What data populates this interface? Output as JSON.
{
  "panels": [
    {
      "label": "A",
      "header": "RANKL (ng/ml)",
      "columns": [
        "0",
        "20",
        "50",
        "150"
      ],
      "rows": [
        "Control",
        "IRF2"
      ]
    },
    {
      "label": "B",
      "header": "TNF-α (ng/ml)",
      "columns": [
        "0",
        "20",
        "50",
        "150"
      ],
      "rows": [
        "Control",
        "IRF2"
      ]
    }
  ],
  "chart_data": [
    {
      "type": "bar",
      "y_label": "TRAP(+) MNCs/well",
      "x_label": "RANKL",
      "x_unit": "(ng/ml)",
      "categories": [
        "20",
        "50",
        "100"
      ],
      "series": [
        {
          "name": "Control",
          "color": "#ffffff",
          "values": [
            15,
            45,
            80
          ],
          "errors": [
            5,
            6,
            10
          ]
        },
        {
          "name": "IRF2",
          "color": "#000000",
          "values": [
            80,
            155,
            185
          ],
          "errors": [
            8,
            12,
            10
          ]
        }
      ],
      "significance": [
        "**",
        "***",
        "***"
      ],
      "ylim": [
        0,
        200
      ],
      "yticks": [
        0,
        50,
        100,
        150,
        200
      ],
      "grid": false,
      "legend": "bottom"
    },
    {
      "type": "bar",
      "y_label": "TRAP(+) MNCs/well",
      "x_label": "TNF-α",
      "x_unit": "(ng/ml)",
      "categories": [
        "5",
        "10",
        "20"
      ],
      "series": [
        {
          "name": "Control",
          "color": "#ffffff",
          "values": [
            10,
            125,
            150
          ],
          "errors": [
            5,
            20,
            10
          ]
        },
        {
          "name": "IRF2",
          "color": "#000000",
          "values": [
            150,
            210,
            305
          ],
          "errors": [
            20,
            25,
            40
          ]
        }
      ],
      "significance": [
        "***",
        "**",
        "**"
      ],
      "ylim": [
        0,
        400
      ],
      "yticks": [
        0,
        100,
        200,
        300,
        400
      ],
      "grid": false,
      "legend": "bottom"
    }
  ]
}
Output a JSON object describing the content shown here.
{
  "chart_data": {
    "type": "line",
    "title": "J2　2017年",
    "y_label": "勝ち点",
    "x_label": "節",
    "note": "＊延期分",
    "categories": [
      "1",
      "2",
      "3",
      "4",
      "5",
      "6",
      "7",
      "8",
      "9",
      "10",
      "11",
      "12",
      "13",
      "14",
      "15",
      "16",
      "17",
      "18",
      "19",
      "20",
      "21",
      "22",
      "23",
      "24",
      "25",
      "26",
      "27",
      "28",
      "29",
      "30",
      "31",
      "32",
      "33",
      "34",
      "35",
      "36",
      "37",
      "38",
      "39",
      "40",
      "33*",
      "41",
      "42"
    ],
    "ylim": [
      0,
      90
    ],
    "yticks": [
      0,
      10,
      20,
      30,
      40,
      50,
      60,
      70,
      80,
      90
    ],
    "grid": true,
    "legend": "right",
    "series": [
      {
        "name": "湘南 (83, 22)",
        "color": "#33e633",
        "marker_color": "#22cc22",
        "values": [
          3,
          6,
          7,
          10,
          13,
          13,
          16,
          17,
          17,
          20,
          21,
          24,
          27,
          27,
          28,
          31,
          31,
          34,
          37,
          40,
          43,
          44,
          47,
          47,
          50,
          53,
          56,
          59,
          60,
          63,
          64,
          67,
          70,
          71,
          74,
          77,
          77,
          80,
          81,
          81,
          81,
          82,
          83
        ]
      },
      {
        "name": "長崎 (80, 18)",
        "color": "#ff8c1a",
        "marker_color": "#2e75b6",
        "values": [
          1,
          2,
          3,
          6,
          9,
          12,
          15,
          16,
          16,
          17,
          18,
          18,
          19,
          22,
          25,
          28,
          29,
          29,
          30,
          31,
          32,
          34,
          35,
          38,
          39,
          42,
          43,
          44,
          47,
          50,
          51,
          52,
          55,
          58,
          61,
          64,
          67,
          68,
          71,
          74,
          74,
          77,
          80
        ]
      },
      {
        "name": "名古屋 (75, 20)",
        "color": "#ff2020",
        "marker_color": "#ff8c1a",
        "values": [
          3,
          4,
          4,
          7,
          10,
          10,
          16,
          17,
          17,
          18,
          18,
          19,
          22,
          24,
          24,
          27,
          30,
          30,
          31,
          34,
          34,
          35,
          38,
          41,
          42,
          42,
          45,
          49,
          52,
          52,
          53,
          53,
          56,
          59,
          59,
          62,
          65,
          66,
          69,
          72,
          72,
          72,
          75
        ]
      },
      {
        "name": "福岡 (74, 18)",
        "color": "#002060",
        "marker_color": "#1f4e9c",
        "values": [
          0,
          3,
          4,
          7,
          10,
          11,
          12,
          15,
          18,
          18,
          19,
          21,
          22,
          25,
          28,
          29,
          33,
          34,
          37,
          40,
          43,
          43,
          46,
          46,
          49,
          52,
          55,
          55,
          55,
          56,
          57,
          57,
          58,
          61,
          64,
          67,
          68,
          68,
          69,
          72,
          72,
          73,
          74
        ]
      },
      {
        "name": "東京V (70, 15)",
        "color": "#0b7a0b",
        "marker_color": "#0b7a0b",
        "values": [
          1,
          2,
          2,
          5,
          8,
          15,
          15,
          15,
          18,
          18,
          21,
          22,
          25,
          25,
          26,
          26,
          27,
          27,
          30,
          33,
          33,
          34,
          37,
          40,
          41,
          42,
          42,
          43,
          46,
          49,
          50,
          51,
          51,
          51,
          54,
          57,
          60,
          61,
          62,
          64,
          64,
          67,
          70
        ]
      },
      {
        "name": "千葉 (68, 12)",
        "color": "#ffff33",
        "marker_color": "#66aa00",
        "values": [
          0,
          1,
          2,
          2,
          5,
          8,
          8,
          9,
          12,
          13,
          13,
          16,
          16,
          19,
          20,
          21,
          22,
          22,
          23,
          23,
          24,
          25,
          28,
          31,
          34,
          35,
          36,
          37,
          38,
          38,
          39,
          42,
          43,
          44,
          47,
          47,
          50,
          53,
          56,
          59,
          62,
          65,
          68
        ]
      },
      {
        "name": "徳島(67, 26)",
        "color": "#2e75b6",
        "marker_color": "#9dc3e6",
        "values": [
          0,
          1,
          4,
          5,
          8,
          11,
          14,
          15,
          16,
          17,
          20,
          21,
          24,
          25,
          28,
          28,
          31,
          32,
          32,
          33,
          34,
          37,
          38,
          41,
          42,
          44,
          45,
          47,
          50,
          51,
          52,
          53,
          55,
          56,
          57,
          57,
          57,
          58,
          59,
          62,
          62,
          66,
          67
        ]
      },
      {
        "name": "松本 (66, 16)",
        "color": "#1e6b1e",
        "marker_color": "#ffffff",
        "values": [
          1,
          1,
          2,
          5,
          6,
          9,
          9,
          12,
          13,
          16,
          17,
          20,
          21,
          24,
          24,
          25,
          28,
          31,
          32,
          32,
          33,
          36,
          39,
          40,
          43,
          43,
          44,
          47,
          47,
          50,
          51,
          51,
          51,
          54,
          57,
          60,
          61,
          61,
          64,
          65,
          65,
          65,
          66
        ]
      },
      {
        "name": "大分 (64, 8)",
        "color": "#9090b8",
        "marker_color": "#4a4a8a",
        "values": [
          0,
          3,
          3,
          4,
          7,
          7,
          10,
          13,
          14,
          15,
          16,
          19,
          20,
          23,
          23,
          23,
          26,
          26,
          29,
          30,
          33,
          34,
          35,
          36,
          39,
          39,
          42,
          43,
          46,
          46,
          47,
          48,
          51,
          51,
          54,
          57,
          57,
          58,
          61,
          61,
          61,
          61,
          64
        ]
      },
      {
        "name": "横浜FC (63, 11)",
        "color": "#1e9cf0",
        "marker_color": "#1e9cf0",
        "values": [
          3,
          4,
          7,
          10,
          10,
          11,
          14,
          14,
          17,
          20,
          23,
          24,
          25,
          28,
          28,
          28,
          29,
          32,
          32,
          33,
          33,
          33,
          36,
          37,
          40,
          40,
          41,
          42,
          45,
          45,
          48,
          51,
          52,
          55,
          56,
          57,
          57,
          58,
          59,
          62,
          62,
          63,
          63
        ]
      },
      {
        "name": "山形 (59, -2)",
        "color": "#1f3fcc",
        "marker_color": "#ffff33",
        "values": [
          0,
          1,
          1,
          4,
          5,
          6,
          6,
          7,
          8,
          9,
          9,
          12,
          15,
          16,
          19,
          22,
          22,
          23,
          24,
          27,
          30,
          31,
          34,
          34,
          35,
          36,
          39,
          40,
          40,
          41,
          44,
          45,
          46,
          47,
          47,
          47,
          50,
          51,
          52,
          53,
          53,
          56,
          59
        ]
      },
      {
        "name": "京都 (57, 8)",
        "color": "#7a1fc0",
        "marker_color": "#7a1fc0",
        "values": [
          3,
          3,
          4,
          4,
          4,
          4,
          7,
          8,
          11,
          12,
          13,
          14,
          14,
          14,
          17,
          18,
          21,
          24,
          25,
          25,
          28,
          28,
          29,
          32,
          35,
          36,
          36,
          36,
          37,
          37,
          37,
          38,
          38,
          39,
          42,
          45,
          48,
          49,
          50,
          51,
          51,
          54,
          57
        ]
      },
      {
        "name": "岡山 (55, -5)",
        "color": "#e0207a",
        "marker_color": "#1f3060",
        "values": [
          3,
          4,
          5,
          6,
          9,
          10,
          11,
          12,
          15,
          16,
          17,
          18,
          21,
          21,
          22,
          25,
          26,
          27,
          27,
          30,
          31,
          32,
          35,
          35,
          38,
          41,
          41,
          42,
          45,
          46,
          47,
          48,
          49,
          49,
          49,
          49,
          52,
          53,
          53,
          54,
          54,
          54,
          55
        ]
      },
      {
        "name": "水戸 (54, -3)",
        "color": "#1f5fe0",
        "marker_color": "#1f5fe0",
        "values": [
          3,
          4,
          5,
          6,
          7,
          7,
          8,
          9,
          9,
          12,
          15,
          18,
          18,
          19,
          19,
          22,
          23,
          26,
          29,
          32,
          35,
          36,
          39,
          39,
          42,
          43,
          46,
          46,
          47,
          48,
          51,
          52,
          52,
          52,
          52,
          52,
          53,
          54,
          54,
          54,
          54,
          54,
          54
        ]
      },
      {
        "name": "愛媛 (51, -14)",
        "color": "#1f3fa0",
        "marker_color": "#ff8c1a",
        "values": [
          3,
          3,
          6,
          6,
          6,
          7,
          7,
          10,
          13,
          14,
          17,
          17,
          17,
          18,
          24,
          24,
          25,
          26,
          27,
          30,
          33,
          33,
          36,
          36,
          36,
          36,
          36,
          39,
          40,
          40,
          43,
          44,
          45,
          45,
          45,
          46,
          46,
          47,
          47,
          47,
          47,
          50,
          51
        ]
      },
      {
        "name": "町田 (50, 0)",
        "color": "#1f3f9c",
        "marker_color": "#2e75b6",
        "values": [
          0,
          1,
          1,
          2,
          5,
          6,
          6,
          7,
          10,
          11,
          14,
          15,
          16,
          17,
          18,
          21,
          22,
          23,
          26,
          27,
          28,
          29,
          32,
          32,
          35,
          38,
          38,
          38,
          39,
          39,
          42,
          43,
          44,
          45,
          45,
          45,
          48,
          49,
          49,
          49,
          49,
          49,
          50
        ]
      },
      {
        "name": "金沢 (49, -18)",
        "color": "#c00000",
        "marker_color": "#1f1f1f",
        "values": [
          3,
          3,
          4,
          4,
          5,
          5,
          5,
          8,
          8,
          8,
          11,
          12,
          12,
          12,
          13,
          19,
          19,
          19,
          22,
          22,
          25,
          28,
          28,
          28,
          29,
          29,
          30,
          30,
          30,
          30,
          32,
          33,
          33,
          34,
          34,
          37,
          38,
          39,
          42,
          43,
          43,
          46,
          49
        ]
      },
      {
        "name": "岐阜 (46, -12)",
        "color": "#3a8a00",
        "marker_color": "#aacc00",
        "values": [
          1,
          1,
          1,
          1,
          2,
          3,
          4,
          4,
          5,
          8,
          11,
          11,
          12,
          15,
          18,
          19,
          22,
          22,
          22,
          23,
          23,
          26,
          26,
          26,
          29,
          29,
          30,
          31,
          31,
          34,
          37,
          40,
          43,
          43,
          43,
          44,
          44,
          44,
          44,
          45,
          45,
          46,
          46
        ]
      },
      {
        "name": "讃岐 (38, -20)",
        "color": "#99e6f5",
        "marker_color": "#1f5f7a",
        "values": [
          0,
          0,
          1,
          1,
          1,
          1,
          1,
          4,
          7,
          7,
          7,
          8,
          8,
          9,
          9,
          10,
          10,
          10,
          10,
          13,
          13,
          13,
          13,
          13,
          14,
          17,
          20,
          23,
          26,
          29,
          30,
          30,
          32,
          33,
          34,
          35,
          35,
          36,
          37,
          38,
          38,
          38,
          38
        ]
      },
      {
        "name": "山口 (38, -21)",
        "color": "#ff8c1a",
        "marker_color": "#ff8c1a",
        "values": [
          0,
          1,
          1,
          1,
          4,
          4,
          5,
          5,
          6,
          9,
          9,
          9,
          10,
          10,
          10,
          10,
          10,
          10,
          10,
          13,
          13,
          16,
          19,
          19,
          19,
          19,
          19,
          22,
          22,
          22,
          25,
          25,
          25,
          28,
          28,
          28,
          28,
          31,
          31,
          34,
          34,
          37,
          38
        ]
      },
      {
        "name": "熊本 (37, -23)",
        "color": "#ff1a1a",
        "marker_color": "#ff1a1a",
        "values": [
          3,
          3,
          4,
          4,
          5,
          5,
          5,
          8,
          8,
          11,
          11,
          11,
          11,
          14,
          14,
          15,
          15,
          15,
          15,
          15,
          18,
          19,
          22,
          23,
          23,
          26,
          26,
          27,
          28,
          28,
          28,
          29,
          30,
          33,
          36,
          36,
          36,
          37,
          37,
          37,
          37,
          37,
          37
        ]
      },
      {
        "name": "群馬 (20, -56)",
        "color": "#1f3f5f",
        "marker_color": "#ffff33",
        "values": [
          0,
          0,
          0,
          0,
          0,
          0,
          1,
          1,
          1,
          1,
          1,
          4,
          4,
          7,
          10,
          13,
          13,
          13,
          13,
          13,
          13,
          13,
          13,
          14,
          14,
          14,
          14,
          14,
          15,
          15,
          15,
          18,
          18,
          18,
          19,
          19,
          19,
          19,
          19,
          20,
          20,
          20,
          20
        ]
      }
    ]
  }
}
▬▬▬
Written task |
Find the lines above holding the word "JSON" and show them.

Solution |
What data populates this interface? Output as JSON.
Output a JSON object describing the content shown here.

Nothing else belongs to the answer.